_Lines of data:_
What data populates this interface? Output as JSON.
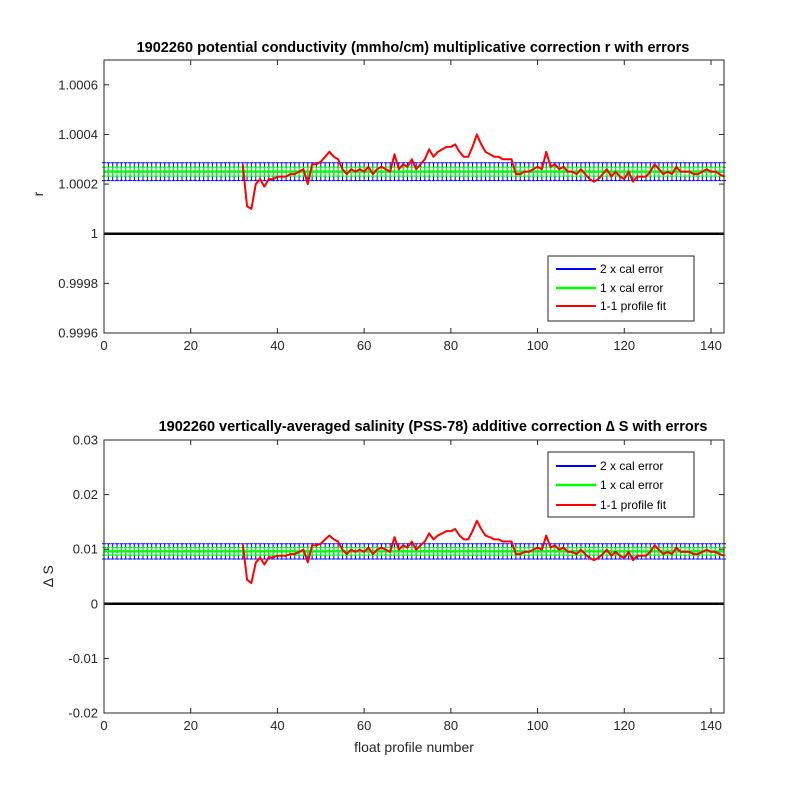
{
  "chart_data": [
    {
      "type": "line",
      "title": "1902260 potential conductivity (mmho/cm) multiplicative correction r with errors",
      "xlabel": "",
      "ylabel": "r",
      "xlim": [
        0,
        143
      ],
      "ylim": [
        0.9996,
        1.0007
      ],
      "xticks": [
        0,
        20,
        40,
        60,
        80,
        100,
        120,
        140
      ],
      "xtick_labels": [
        "0",
        "20",
        "40",
        "60",
        "80",
        "100",
        "120",
        "140"
      ],
      "yticks": [
        0.9996,
        0.9998,
        1,
        1.0002,
        1.0004,
        1.0006
      ],
      "ytick_labels": [
        "0.9996",
        "0.9998",
        "1",
        "1.0002",
        "1.0004",
        "1.0006"
      ],
      "reference_line": 1,
      "legend": {
        "position": "bottom-right",
        "entries": [
          "2 x cal error",
          "1 x cal error",
          "1-1 profile fit"
        ]
      },
      "series": [
        {
          "name": "2 x cal error",
          "color": "#0000ff",
          "fit": 1.00025,
          "err": 3.6e-05
        },
        {
          "name": "1 x cal error",
          "color": "#00ff00",
          "fit": 1.00025,
          "err": 1.8e-05
        },
        {
          "name": "1-1 profile fit",
          "color": "#ff0000",
          "x": [
            32,
            33,
            34,
            35,
            36,
            37,
            38,
            39,
            40,
            41,
            42,
            43,
            44,
            45,
            46,
            47,
            48,
            49,
            50,
            51,
            52,
            53,
            54,
            55,
            56,
            57,
            58,
            59,
            60,
            61,
            62,
            63,
            64,
            65,
            66,
            67,
            68,
            69,
            70,
            71,
            72,
            73,
            74,
            75,
            76,
            77,
            78,
            79,
            80,
            81,
            82,
            83,
            84,
            85,
            86,
            87,
            88,
            89,
            90,
            91,
            92,
            93,
            94,
            95,
            96,
            97,
            98,
            99,
            100,
            101,
            102,
            103,
            104,
            105,
            106,
            107,
            108,
            109,
            110,
            111,
            112,
            113,
            114,
            115,
            116,
            117,
            118,
            119,
            120,
            121,
            122,
            123,
            124,
            125,
            126,
            127,
            128,
            129,
            130,
            131,
            132,
            133,
            134,
            135,
            136,
            137,
            138,
            139,
            140,
            141,
            142,
            143
          ],
          "y": [
            1.00028,
            1.00011,
            1.0001,
            1.0002,
            1.00022,
            1.00019,
            1.00022,
            1.00022,
            1.00023,
            1.00023,
            1.00023,
            1.00024,
            1.00024,
            1.00025,
            1.00026,
            1.0002,
            1.00028,
            1.00028,
            1.00029,
            1.00031,
            1.00033,
            1.00031,
            1.0003,
            1.00026,
            1.00024,
            1.00026,
            1.00025,
            1.00026,
            1.00025,
            1.00027,
            1.00024,
            1.00026,
            1.00027,
            1.00026,
            1.00025,
            1.00032,
            1.00026,
            1.00028,
            1.00027,
            1.0003,
            1.00026,
            1.00028,
            1.0003,
            1.00034,
            1.00031,
            1.00033,
            1.00034,
            1.00035,
            1.00035,
            1.00036,
            1.00033,
            1.00031,
            1.00031,
            1.00035,
            1.0004,
            1.00036,
            1.00033,
            1.00032,
            1.00031,
            1.00031,
            1.0003,
            1.0003,
            1.0003,
            1.00024,
            1.00024,
            1.00025,
            1.00025,
            1.00026,
            1.00027,
            1.00026,
            1.00033,
            1.00027,
            1.00028,
            1.00026,
            1.00027,
            1.00025,
            1.00025,
            1.00024,
            1.00026,
            1.00024,
            1.00022,
            1.00021,
            1.00022,
            1.00024,
            1.00026,
            1.00023,
            1.00025,
            1.00023,
            1.00022,
            1.00025,
            1.00021,
            1.00023,
            1.00023,
            1.00023,
            1.00025,
            1.00028,
            1.00026,
            1.00024,
            1.00025,
            1.00024,
            1.00027,
            1.00025,
            1.00025,
            1.00025,
            1.00024,
            1.00024,
            1.00025,
            1.00026,
            1.00025,
            1.00025,
            1.00024,
            1.00023
          ]
        }
      ]
    },
    {
      "type": "line",
      "title": "1902260 vertically-averaged salinity (PSS-78) additive correction ∆ S with errors",
      "xlabel": "float profile number",
      "ylabel": "∆ S",
      "xlim": [
        0,
        143
      ],
      "ylim": [
        -0.02,
        0.03
      ],
      "xticks": [
        0,
        20,
        40,
        60,
        80,
        100,
        120,
        140
      ],
      "xtick_labels": [
        "0",
        "20",
        "40",
        "60",
        "80",
        "100",
        "120",
        "140"
      ],
      "yticks": [
        -0.02,
        -0.01,
        0,
        0.01,
        0.02,
        0.03
      ],
      "ytick_labels": [
        "-0.02",
        "-0.01",
        "0",
        "0.01",
        "0.02",
        "0.03"
      ],
      "reference_line": 0,
      "legend": {
        "position": "top-right",
        "entries": [
          "2 x cal error",
          "1 x cal error",
          "1-1 profile fit"
        ]
      },
      "series": [
        {
          "name": "2 x cal error",
          "color": "#0000ff",
          "fit": 0.0096,
          "err": 0.0014
        },
        {
          "name": "1 x cal error",
          "color": "#00ff00",
          "fit": 0.0096,
          "err": 0.0007
        },
        {
          "name": "1-1 profile fit",
          "color": "#ff0000",
          "x": [
            32,
            33,
            34,
            35,
            36,
            37,
            38,
            39,
            40,
            41,
            42,
            43,
            44,
            45,
            46,
            47,
            48,
            49,
            50,
            51,
            52,
            53,
            54,
            55,
            56,
            57,
            58,
            59,
            60,
            61,
            62,
            63,
            64,
            65,
            66,
            67,
            68,
            69,
            70,
            71,
            72,
            73,
            74,
            75,
            76,
            77,
            78,
            79,
            80,
            81,
            82,
            83,
            84,
            85,
            86,
            87,
            88,
            89,
            90,
            91,
            92,
            93,
            94,
            95,
            96,
            97,
            98,
            99,
            100,
            101,
            102,
            103,
            104,
            105,
            106,
            107,
            108,
            109,
            110,
            111,
            112,
            113,
            114,
            115,
            116,
            117,
            118,
            119,
            120,
            121,
            122,
            123,
            124,
            125,
            126,
            127,
            128,
            129,
            130,
            131,
            132,
            133,
            134,
            135,
            136,
            137,
            138,
            139,
            140,
            141,
            142,
            143
          ],
          "y": [
            0.011,
            0.0044,
            0.0038,
            0.0075,
            0.0085,
            0.0072,
            0.0085,
            0.0085,
            0.0088,
            0.0088,
            0.0088,
            0.0091,
            0.0091,
            0.0095,
            0.0099,
            0.0076,
            0.0107,
            0.0107,
            0.011,
            0.0118,
            0.0125,
            0.0118,
            0.0114,
            0.0099,
            0.0091,
            0.0099,
            0.0095,
            0.0099,
            0.0095,
            0.0103,
            0.0091,
            0.0099,
            0.0103,
            0.0099,
            0.0095,
            0.0122,
            0.0099,
            0.0107,
            0.0103,
            0.0114,
            0.0099,
            0.0107,
            0.0114,
            0.0129,
            0.0118,
            0.0125,
            0.0129,
            0.0133,
            0.0133,
            0.0137,
            0.0125,
            0.0118,
            0.0118,
            0.0133,
            0.0152,
            0.0137,
            0.0125,
            0.0122,
            0.0118,
            0.0118,
            0.0114,
            0.0114,
            0.0114,
            0.0091,
            0.0091,
            0.0095,
            0.0095,
            0.0099,
            0.0103,
            0.0099,
            0.0125,
            0.0103,
            0.0107,
            0.0099,
            0.0103,
            0.0095,
            0.0095,
            0.0091,
            0.0099,
            0.0091,
            0.0084,
            0.008,
            0.0084,
            0.0091,
            0.0099,
            0.0088,
            0.0095,
            0.0088,
            0.0084,
            0.0095,
            0.008,
            0.0088,
            0.0088,
            0.0088,
            0.0095,
            0.0107,
            0.0099,
            0.0091,
            0.0095,
            0.0091,
            0.0103,
            0.0095,
            0.0095,
            0.0095,
            0.0091,
            0.0091,
            0.0095,
            0.0099,
            0.0095,
            0.0095,
            0.0091,
            0.0088
          ]
        }
      ]
    }
  ]
}
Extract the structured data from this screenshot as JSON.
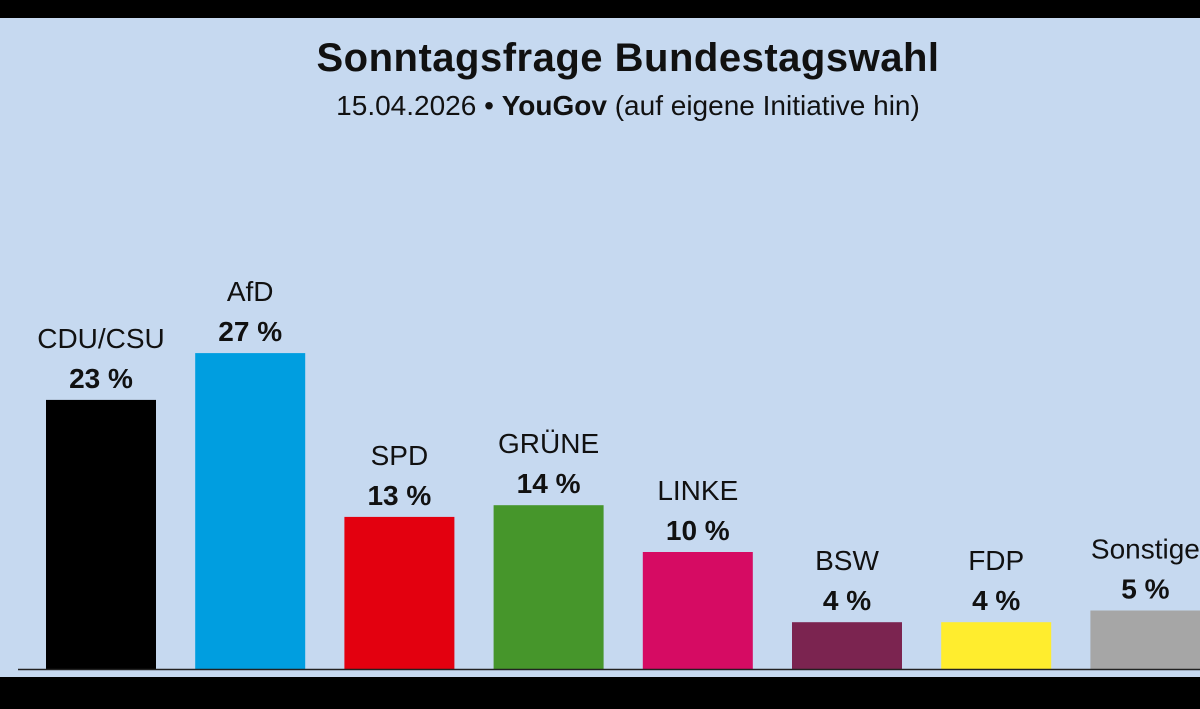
{
  "chart_data": {
    "type": "bar",
    "title": "Sonntagsfrage Bundestagswahl",
    "subtitle": {
      "date": "15.04.2026",
      "separator": "•",
      "source": "YouGov",
      "note": "(auf eigene Initiative hin)"
    },
    "xlabel": "",
    "ylabel": "",
    "ylim": [
      0,
      27
    ],
    "unit": "%",
    "categories": [
      "CDU/CSU",
      "AfD",
      "SPD",
      "GRÜNE",
      "LINKE",
      "BSW",
      "FDP",
      "Sonstige"
    ],
    "values": [
      23,
      27,
      13,
      14,
      10,
      4,
      4,
      5
    ],
    "value_labels": [
      "23 %",
      "27 %",
      "13 %",
      "14 %",
      "10 %",
      "4 %",
      "4 %",
      "5 %"
    ],
    "colors": [
      "#000000",
      "#009ee0",
      "#e3000f",
      "#46962b",
      "#d60b63",
      "#7b2450",
      "#ffed2e",
      "#a6a6a6"
    ]
  }
}
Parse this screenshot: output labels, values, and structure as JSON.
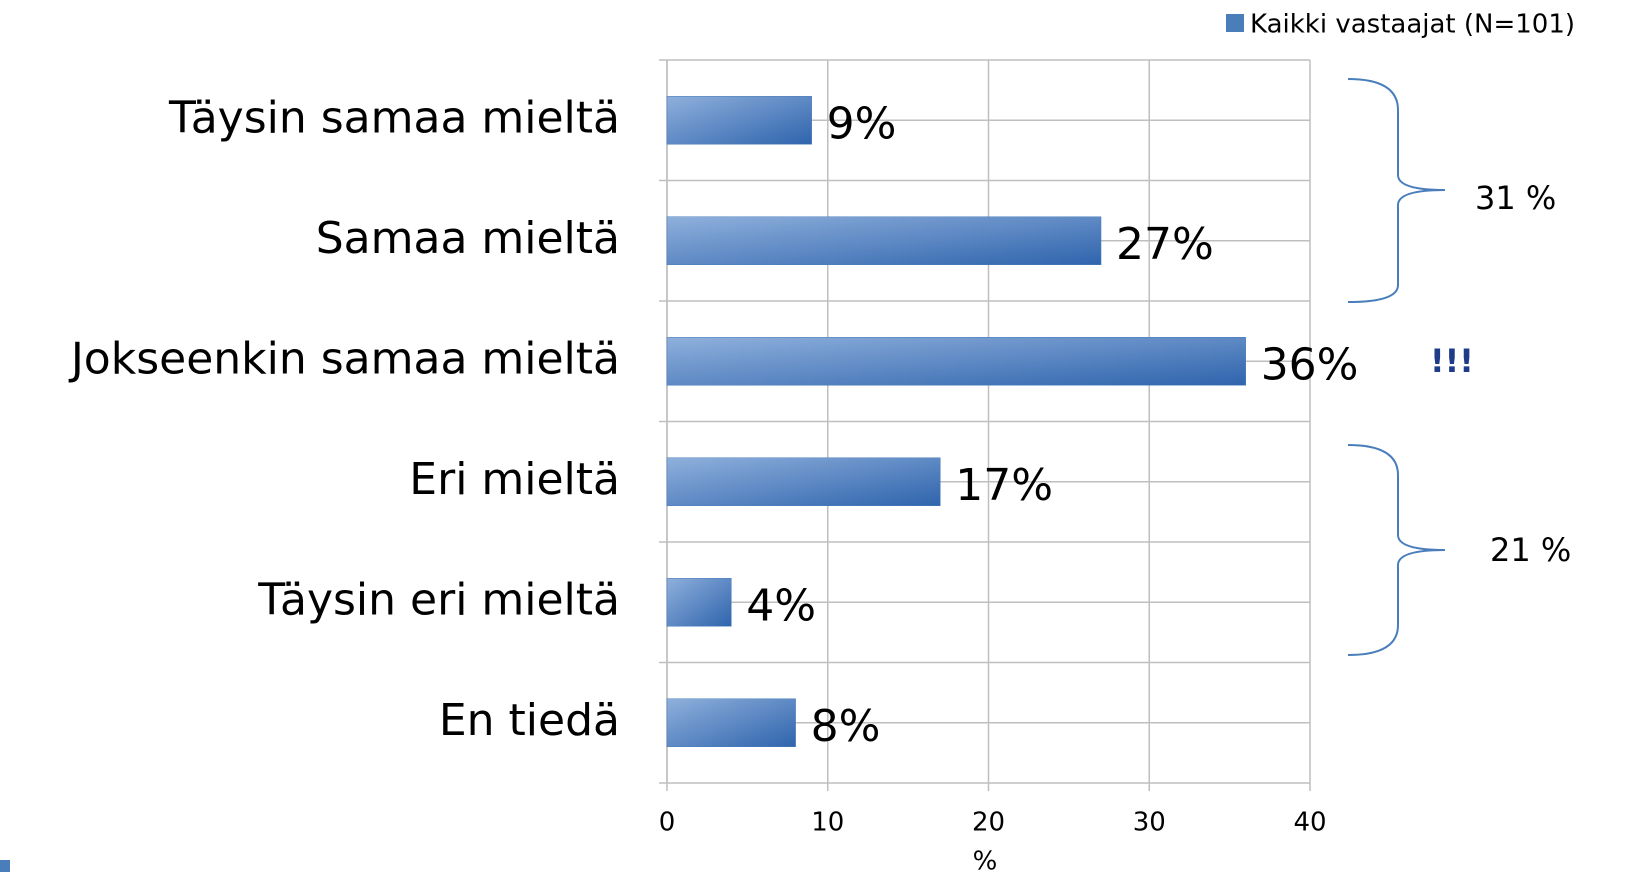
{
  "chart_data": {
    "type": "hbar",
    "categories": [
      "Täysin samaa mieltä",
      "Samaa mieltä",
      "Jokseenkin samaa mieltä",
      "Eri mieltä",
      "Täysin eri mieltä",
      "En tiedä"
    ],
    "series": [
      {
        "name": "Kaikki vastaajat (N=101)",
        "color": "#4a7ebb",
        "values": [
          9,
          27,
          36,
          17,
          4,
          8
        ],
        "value_labels": [
          "9%",
          "27%",
          "36%",
          "17%",
          "4%",
          "8%"
        ]
      }
    ],
    "xlim": [
      0,
      40
    ],
    "xticks": [
      0,
      10,
      20,
      30,
      40
    ],
    "xlabel": "%",
    "grid": true,
    "legend": "top-right",
    "annotations": [
      "31 %",
      "21 %",
      "!!!"
    ]
  }
}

_PROBLEM TO WORK ON:_
Look over the listing above. Pick out and copy every line that includes "JSON".

_THE OUTPUT:_
What data populates this interface? Output as JSON.
Extract the structured data from this screenshot as JSON.
Parse this screenshot: output labels, values, and structure as JSON.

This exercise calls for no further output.